#### The task
Repeat every record exactly, but keep images out of the copy.

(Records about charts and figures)
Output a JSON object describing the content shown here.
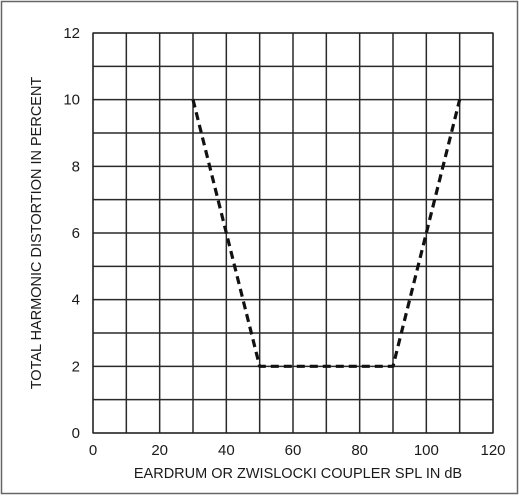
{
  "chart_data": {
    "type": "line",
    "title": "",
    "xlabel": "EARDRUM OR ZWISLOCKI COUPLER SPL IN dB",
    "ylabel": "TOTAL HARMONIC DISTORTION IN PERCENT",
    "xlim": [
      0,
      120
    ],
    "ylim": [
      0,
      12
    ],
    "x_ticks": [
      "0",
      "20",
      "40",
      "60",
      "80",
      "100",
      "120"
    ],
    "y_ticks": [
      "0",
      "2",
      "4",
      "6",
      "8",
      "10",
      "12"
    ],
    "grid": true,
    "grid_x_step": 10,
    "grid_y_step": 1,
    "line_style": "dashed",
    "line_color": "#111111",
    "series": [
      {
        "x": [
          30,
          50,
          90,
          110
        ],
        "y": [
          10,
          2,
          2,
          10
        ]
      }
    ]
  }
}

#### Exercise answer
Output a JSON object describing the content shown here.
{
  "chart_data": {
    "type": "line",
    "title": "",
    "xlabel": "EARDRUM OR ZWISLOCKI COUPLER SPL IN dB",
    "ylabel": "TOTAL HARMONIC DISTORTION IN PERCENT",
    "xlim": [
      0,
      120
    ],
    "ylim": [
      0,
      12
    ],
    "x_ticks": [
      "0",
      "20",
      "40",
      "60",
      "80",
      "100",
      "120"
    ],
    "y_ticks": [
      "0",
      "2",
      "4",
      "6",
      "8",
      "10",
      "12"
    ],
    "grid": true,
    "grid_x_step": 10,
    "grid_y_step": 1,
    "line_style": "dashed",
    "line_color": "#111111",
    "series": [
      {
        "x": [
          30,
          50,
          90,
          110
        ],
        "y": [
          10,
          2,
          2,
          10
        ]
      }
    ]
  }
}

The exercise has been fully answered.